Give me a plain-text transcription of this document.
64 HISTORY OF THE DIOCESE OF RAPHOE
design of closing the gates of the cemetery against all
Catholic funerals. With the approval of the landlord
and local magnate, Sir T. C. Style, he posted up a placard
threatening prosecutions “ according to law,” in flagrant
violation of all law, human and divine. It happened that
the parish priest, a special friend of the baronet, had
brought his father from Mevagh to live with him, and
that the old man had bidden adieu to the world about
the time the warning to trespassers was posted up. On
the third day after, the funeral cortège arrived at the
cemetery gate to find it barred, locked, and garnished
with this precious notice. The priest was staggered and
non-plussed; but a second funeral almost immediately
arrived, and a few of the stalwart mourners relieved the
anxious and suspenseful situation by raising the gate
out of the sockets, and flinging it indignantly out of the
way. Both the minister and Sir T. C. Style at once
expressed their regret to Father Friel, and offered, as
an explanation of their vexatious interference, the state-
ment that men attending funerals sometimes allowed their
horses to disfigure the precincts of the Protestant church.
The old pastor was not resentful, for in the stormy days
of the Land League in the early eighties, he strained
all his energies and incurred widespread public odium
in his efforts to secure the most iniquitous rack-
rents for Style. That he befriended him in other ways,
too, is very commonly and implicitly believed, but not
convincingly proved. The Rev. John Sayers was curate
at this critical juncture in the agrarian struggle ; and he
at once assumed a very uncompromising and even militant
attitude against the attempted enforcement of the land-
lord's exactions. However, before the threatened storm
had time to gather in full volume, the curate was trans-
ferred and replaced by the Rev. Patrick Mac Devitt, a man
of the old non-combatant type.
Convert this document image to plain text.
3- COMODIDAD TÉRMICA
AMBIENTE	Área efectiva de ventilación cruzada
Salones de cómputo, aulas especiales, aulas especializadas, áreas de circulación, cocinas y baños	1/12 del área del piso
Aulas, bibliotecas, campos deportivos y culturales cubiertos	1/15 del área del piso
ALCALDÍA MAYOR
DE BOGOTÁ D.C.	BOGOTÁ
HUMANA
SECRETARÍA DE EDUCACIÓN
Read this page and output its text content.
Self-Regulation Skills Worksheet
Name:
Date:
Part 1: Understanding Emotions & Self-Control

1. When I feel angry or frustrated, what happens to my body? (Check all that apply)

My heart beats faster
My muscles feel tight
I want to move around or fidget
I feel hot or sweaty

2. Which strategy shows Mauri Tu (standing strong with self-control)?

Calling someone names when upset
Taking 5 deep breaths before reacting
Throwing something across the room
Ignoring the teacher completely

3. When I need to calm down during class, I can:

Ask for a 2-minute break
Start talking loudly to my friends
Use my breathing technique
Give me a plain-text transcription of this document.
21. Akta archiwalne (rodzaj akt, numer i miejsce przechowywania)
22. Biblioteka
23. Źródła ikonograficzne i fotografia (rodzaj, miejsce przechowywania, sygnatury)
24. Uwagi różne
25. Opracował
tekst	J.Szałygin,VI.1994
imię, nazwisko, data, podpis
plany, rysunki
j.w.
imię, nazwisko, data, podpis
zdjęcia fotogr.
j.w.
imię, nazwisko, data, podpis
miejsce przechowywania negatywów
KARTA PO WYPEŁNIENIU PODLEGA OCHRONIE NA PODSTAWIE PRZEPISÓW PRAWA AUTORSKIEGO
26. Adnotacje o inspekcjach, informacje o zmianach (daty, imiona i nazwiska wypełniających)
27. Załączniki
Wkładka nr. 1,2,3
◆ ◆ ◆
Task directions: Repeat the records above exactly, from the first line to the last.

Expected answer:
Give me a plain-text transcription of this document.
64 HISTORY OF THE DIOCESE OF RAPHOE
design of closing the gates of the cemetery against all
Catholic funerals. With the approval of the landlord
and local magnate, Sir T. C. Style, he posted up a placard
threatening prosecutions “ according to law,” in flagrant
violation of all law, human and divine. It happened that
the parish priest, a special friend of the baronet, had
brought his father from Mevagh to live with him, and
that the old man had bidden adieu to the world about
the time the warning to trespassers was posted up. On
the third day after, the funeral cortège arrived at the
cemetery gate to find it barred, locked, and garnished
with this precious notice. The priest was staggered and
non-plussed; but a second funeral almost immediately
arrived, and a few of the stalwart mourners relieved the
anxious and suspenseful situation by raising the gate
out of the sockets, and flinging it indignantly out of the
way. Both the minister and Sir T. C. Style at once
expressed their regret to Father Friel, and offered, as
an explanation of their vexatious interference, the state-
ment that men attending funerals sometimes allowed their
horses to disfigure the precincts of the Protestant church.
The old pastor was not resentful, for in the stormy days
of the Land League in the early eighties, he strained
all his energies and incurred widespread public odium
in his efforts to secure the most iniquitous rack-
rents for Style. That he befriended him in other ways,
too, is very commonly and implicitly believed, but not
convincingly proved. The Rev. John Sayers was curate
at this critical juncture in the agrarian struggle ; and he
at once assumed a very uncompromising and even militant
attitude against the attempted enforcement of the land-
lord's exactions. However, before the threatened storm
had time to gather in full volume, the curate was trans-
ferred and replaced by the Rev. Patrick Mac Devitt, a man
of the old non-combatant type.
Convert this document image to plain text.
3- COMODIDAD TÉRMICA
AMBIENTE	Área efectiva de ventilación cruzada
Salones de cómputo, aulas especiales, aulas especializadas, áreas de circulación, cocinas y baños	1/12 del área del piso
Aulas, bibliotecas, campos deportivos y culturales cubiertos	1/15 del área del piso
ALCALDÍA MAYOR
DE BOGOTÁ D.C.	BOGOTÁ
HUMANA
SECRETARÍA DE EDUCACIÓN
Read this page and output its text content.
Self-Regulation Skills Worksheet
Name:
Date:
Part 1: Understanding Emotions & Self-Control

1. When I feel angry or frustrated, what happens to my body? (Check all that apply)

My heart beats faster
My muscles feel tight
I want to move around or fidget
I feel hot or sweaty

2. Which strategy shows Mauri Tu (standing strong with self-control)?

Calling someone names when upset
Taking 5 deep breaths before reacting
Throwing something across the room
Ignoring the teacher completely

3. When I need to calm down during class, I can:

Ask for a 2-minute break
Start talking loudly to my friends
Use my breathing technique
Give me a plain-text transcription of this document.
21. Akta archiwalne (rodzaj akt, numer i miejsce przechowywania)
22. Biblioteka
23. Źródła ikonograficzne i fotografia (rodzaj, miejsce przechowywania, sygnatury)
24. Uwagi różne
25. Opracował
tekst	J.Szałygin,VI.1994
imię, nazwisko, data, podpis
plany, rysunki
j.w.
imię, nazwisko, data, podpis
zdjęcia fotogr.
j.w.
imię, nazwisko, data, podpis
miejsce przechowywania negatywów
KARTA PO WYPEŁNIENIU PODLEGA OCHRONIE NA PODSTAWIE PRZEPISÓW PRAWA AUTORSKIEGO
26. Adnotacje o inspekcjach, informacje o zmianach (daty, imiona i nazwiska wypełniających)
27. Załączniki
Wkładka nr. 1,2,3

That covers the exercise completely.